[INSTRUCTIONS FOR THE TASK] Using the listing below, please gather every line containing the word "sings".

[DATA TO USE]
>> BEGIN
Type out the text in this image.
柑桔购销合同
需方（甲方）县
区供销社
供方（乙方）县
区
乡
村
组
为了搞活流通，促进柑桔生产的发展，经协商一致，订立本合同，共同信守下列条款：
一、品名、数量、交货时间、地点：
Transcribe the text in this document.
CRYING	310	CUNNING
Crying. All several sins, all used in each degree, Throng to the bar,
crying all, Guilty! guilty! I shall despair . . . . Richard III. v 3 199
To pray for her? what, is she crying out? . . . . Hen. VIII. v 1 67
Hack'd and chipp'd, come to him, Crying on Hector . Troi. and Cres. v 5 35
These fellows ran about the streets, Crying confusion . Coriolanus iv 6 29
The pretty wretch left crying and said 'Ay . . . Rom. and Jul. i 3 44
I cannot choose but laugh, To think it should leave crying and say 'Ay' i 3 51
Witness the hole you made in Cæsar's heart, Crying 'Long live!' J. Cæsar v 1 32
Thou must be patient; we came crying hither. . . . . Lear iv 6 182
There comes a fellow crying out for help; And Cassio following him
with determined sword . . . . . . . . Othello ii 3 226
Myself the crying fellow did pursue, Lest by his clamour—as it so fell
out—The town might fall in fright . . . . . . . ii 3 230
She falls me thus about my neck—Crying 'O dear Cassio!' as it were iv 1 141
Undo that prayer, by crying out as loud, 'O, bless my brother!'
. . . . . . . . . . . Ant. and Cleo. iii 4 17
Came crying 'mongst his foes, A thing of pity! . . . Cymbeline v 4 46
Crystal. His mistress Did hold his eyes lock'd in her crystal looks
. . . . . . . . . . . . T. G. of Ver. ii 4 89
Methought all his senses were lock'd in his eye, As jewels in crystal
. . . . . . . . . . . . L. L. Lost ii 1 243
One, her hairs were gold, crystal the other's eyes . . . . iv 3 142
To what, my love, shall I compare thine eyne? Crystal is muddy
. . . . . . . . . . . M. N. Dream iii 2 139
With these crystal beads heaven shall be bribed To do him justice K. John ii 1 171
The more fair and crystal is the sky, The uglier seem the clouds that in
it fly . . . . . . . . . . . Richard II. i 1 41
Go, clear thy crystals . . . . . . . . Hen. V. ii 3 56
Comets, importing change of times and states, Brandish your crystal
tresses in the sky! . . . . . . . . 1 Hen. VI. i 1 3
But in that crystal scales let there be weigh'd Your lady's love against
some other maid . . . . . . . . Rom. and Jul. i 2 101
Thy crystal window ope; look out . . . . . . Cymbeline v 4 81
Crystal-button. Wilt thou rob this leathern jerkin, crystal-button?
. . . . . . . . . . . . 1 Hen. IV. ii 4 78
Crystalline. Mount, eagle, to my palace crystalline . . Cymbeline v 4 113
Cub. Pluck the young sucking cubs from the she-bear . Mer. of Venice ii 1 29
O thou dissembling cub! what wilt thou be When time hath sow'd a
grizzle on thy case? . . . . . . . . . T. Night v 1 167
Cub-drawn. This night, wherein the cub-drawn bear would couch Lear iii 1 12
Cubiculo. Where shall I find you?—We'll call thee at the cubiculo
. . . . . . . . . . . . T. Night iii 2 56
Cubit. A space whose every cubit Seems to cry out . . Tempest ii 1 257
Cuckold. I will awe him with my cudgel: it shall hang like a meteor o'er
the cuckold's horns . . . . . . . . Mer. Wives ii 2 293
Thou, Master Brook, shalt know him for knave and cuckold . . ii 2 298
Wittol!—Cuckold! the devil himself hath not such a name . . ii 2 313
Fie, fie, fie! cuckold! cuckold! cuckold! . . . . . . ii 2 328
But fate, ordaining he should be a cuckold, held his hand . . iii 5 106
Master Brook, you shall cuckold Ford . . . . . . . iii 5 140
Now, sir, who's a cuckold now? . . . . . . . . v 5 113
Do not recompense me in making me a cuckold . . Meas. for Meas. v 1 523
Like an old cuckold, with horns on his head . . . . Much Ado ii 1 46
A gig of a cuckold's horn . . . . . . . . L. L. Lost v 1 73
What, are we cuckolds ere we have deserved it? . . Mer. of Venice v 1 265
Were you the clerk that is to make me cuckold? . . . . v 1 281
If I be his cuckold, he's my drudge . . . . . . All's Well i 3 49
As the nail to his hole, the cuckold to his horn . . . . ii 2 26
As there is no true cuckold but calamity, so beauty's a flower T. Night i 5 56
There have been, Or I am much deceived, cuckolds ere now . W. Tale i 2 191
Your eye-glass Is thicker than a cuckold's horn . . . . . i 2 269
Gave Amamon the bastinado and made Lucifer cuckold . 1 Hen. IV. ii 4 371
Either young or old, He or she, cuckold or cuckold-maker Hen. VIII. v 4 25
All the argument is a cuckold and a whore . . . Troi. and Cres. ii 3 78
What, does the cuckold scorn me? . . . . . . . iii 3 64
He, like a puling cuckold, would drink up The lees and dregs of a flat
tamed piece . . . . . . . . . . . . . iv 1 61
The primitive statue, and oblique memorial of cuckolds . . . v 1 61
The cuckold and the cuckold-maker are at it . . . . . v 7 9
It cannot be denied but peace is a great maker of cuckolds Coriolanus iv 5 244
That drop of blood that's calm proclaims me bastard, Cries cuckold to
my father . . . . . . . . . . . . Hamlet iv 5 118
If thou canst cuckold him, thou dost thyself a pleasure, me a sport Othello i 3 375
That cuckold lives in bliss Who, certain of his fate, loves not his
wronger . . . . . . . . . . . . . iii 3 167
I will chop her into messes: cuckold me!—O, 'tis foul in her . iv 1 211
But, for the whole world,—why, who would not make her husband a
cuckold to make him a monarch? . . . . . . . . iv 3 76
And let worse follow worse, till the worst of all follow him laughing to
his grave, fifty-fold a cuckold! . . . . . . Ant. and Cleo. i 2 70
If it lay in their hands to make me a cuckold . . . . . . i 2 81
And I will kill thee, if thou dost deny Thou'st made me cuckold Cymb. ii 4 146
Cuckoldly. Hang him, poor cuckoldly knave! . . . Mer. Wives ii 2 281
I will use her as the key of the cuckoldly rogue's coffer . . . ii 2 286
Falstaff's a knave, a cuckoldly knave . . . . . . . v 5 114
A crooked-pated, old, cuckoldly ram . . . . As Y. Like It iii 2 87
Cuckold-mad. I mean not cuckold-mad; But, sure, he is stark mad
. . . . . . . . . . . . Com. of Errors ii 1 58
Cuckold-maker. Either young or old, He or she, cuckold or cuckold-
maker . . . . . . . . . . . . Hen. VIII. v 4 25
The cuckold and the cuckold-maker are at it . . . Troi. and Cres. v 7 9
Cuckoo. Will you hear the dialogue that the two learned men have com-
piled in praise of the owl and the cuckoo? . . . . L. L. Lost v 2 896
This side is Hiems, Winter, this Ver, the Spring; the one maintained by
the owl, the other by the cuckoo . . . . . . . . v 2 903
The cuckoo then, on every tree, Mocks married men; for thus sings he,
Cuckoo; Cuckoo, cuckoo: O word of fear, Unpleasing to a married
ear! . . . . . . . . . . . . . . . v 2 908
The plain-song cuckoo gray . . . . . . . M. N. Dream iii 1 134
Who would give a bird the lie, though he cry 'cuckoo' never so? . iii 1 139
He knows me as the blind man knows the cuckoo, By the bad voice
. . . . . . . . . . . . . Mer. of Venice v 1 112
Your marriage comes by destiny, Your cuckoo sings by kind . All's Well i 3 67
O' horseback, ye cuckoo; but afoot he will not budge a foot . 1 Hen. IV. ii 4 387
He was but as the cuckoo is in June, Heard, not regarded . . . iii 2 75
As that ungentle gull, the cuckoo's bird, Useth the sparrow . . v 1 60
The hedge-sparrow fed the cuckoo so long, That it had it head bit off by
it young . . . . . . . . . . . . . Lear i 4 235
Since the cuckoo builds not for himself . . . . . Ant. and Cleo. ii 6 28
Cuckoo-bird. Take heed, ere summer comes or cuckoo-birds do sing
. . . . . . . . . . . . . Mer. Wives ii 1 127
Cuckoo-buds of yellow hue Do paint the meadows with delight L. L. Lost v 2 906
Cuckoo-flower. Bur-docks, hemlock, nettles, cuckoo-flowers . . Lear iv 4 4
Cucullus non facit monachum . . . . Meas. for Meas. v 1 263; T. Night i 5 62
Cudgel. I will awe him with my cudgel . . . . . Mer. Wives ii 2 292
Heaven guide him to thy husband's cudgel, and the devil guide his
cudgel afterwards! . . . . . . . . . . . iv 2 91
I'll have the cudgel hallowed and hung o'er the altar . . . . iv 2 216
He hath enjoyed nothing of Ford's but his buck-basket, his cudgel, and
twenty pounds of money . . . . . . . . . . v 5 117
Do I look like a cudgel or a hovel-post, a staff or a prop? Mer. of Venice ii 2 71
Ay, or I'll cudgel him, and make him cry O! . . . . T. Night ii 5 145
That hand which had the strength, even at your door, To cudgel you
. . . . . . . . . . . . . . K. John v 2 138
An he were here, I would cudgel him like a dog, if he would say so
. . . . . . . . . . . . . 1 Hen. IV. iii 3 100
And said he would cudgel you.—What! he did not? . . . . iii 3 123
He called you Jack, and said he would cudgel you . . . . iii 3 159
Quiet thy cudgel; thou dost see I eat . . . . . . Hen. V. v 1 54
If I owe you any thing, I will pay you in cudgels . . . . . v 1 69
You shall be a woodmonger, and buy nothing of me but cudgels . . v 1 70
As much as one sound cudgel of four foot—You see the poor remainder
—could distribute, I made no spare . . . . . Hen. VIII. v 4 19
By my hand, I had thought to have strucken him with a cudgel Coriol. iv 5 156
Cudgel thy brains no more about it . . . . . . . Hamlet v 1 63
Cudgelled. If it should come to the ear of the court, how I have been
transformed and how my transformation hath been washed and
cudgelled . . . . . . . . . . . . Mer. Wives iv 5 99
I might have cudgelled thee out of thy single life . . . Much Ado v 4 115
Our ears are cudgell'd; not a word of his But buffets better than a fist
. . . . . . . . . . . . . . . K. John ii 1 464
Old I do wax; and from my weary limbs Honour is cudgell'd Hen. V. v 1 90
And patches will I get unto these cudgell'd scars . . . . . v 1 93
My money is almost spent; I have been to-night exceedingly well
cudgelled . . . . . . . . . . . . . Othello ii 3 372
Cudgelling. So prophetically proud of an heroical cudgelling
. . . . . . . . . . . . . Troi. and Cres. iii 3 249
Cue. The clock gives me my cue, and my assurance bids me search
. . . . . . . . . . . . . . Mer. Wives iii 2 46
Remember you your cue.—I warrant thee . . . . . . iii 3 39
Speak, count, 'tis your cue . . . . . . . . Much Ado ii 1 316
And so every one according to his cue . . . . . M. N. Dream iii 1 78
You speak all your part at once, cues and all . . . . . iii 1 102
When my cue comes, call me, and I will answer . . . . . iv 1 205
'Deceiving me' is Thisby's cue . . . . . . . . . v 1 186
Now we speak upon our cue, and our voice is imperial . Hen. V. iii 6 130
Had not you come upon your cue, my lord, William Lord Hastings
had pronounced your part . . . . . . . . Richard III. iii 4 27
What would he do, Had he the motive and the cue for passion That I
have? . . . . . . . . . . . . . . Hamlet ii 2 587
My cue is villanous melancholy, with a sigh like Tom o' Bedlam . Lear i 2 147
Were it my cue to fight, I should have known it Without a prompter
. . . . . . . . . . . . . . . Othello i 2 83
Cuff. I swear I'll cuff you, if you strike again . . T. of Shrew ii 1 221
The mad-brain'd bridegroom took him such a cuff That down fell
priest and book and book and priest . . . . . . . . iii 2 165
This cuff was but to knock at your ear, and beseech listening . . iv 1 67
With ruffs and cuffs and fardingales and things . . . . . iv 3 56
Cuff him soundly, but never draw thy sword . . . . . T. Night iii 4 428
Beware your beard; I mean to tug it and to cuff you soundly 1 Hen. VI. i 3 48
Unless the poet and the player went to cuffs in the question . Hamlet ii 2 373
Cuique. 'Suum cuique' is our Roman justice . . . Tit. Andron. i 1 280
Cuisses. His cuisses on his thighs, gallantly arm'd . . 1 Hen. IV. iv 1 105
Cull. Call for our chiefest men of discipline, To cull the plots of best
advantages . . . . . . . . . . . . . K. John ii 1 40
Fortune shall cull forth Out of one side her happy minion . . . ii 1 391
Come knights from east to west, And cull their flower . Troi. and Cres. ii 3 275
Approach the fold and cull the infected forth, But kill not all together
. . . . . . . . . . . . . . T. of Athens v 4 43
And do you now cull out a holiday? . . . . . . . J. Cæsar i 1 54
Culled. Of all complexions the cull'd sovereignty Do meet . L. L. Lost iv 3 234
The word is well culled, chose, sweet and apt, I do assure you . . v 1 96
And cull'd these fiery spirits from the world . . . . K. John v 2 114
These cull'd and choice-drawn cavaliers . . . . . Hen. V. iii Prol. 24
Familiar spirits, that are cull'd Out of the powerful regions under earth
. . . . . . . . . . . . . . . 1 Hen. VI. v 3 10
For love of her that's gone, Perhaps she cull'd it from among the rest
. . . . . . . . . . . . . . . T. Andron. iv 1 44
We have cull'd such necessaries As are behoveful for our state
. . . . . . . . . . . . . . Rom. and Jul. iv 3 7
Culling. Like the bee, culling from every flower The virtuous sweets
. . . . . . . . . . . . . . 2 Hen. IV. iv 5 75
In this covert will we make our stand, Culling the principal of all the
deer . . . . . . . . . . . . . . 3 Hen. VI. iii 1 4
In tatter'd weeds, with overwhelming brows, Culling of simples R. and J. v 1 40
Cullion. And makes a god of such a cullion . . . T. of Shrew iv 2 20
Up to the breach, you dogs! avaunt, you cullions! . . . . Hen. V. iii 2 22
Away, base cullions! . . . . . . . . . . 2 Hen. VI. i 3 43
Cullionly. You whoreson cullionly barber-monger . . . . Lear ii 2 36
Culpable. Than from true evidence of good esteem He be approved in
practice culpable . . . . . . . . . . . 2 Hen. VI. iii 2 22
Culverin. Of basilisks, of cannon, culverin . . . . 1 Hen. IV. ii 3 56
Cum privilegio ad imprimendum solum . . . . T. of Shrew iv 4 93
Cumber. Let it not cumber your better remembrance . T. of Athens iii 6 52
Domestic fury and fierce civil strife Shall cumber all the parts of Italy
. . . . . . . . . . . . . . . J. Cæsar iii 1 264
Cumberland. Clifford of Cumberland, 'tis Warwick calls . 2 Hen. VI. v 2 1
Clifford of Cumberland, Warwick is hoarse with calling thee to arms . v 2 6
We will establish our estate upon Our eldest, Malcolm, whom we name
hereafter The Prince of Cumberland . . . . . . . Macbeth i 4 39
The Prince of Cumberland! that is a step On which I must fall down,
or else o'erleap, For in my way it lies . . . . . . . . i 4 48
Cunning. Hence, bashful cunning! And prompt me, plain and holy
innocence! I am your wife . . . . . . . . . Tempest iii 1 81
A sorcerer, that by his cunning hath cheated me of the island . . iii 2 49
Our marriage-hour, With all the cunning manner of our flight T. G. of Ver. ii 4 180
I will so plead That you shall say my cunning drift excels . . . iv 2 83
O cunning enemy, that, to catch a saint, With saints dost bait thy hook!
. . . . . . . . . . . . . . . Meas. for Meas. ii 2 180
>> END
[RIGHT ANSWER]
The cuckoo then, on every tree, Mocks married men; for thus sings he,
Your marriage comes by destiny, Your cuckoo sings by kind . All's Well i 3 67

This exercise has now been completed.